— PROVIDED RECORDS —
:::

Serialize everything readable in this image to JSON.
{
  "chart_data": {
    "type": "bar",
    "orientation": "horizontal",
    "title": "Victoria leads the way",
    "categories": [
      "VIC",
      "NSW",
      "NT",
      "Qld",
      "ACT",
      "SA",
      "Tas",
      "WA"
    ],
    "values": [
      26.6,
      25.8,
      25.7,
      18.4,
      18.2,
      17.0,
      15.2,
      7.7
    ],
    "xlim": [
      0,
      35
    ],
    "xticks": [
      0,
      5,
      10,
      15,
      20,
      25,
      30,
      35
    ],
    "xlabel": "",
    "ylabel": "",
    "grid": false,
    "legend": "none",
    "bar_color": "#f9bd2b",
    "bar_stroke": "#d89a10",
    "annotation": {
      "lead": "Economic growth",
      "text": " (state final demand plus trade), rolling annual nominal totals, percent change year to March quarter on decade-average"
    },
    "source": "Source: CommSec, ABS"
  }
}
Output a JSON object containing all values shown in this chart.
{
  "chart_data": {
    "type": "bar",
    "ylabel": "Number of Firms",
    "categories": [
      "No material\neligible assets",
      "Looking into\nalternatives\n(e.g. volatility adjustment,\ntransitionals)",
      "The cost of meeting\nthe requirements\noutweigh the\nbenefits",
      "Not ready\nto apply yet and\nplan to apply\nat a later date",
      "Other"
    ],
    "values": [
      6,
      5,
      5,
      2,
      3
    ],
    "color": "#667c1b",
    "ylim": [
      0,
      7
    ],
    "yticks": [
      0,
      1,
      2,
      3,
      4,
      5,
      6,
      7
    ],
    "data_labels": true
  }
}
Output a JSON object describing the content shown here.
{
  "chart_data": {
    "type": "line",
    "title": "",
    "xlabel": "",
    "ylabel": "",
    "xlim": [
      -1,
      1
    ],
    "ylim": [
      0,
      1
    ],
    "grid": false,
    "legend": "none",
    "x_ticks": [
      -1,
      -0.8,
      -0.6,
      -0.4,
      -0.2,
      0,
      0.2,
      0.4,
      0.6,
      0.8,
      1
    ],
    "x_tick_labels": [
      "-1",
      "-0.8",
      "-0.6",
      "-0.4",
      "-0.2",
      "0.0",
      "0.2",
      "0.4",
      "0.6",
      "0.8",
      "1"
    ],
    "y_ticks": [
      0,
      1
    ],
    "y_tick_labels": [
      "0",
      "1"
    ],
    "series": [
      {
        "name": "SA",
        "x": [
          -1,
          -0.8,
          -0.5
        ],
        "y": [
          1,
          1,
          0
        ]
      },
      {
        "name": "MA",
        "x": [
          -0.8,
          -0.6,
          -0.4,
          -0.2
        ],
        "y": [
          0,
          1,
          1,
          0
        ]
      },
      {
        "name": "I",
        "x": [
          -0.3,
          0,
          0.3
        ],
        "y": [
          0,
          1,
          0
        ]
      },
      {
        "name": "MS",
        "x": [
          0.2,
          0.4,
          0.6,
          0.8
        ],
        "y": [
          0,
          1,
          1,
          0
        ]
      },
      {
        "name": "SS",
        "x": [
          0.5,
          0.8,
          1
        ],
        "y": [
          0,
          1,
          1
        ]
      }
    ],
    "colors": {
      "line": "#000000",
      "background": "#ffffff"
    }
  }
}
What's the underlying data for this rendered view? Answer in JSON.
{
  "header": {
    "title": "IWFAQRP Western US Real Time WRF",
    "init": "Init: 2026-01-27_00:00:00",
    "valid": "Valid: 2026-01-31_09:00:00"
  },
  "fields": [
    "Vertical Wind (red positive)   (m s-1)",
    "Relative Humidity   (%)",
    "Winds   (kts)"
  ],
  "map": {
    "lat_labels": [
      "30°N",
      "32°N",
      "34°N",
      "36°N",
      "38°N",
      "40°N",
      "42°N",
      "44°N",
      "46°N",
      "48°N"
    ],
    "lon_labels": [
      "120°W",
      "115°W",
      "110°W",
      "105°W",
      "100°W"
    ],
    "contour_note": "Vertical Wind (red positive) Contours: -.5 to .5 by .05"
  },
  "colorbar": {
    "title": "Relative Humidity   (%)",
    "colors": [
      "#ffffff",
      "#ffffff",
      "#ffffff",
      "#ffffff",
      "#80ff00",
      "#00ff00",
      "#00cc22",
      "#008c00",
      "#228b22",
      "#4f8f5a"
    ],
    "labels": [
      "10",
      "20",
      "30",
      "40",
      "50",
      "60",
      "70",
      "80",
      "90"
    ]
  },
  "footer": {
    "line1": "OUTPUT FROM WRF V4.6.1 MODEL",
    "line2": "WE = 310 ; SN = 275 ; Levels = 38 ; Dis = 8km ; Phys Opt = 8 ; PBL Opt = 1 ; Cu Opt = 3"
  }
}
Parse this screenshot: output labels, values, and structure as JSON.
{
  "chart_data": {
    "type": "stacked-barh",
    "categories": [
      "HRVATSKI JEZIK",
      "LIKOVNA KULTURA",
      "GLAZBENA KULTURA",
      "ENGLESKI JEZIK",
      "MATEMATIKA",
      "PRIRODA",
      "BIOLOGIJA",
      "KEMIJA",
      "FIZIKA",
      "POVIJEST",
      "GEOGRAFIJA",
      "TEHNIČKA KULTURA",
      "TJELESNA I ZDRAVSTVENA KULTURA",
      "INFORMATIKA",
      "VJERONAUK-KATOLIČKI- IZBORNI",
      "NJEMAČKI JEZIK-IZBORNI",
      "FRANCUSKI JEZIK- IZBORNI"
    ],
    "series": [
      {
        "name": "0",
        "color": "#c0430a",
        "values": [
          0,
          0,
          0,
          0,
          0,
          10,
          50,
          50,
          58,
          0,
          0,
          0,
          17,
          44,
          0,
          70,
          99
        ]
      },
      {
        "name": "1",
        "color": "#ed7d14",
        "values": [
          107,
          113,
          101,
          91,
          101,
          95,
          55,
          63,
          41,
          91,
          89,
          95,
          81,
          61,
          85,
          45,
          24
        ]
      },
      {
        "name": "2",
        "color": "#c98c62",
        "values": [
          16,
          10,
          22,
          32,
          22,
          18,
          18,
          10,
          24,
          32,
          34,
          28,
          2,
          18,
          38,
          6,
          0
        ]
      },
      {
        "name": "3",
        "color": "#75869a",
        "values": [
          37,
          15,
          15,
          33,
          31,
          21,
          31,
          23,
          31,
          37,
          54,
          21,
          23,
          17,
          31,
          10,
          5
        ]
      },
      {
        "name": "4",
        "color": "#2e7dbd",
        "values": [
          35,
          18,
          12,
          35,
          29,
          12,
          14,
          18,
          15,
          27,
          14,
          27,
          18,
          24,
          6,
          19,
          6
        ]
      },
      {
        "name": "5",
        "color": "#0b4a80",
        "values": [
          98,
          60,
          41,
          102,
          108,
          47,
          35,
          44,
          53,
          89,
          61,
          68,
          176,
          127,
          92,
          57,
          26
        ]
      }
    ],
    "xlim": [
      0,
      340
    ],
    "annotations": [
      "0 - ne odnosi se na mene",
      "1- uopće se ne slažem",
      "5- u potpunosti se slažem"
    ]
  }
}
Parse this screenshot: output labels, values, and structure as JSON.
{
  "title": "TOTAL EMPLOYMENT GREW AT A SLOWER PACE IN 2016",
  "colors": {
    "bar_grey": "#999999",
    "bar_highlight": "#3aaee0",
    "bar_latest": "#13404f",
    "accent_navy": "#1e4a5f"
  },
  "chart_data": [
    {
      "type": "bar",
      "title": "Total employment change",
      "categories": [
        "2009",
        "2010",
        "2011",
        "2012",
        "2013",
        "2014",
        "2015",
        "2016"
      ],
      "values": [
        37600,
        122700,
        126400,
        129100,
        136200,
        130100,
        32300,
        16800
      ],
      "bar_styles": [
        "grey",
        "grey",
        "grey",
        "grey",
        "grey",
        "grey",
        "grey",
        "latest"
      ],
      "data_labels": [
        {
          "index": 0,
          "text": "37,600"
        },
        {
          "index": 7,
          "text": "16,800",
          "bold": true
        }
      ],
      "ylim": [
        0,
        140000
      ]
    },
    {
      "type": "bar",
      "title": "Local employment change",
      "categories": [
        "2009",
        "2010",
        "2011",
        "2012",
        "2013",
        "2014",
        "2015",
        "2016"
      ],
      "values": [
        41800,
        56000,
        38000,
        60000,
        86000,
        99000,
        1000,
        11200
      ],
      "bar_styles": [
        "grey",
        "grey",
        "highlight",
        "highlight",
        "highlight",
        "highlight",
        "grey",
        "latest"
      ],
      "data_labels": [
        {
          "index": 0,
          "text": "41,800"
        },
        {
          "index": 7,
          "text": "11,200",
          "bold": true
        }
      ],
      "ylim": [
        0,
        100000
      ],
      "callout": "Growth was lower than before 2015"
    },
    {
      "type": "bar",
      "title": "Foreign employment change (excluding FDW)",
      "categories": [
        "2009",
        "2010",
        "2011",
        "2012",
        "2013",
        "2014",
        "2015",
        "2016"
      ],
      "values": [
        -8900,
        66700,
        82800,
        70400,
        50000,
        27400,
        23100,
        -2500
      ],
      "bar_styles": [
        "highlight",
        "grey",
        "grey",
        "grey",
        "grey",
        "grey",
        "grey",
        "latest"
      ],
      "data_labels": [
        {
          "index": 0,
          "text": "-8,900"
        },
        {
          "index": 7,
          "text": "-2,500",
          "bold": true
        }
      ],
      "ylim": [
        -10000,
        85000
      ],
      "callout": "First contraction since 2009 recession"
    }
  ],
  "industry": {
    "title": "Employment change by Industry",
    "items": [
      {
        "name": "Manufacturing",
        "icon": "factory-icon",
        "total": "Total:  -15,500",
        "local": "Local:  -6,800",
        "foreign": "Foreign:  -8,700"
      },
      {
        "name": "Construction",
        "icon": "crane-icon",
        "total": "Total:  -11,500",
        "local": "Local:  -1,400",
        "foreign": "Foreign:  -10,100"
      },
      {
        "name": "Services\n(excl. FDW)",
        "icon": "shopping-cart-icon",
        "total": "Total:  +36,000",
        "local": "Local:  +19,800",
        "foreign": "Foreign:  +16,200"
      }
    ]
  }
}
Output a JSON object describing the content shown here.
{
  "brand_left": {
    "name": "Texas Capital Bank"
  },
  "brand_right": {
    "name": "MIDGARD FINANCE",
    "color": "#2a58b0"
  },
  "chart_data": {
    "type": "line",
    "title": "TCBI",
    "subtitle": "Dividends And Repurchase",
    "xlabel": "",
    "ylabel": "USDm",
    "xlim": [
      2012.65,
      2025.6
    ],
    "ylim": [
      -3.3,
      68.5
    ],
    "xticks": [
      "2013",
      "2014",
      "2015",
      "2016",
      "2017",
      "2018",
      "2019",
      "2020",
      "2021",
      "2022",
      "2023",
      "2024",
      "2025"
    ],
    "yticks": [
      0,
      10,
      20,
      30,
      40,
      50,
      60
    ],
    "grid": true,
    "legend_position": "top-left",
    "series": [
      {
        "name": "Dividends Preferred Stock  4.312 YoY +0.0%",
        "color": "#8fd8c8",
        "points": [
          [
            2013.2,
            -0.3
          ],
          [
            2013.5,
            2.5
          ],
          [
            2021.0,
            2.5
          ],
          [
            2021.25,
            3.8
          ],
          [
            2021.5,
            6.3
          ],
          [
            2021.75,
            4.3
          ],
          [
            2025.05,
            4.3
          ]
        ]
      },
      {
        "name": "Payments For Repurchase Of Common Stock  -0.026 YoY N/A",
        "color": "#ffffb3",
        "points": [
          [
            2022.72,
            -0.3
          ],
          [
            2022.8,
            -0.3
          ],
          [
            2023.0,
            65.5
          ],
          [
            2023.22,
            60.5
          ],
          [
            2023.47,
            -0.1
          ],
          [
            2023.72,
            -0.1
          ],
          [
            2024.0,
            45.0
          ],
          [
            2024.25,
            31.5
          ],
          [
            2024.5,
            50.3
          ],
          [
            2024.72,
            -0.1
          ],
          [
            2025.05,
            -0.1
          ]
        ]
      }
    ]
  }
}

:::

— DIRECTIVE —
Count each line of the entries that holds the word "positive", then state the total and nothing more.

— EXPECTED ANSWER —
2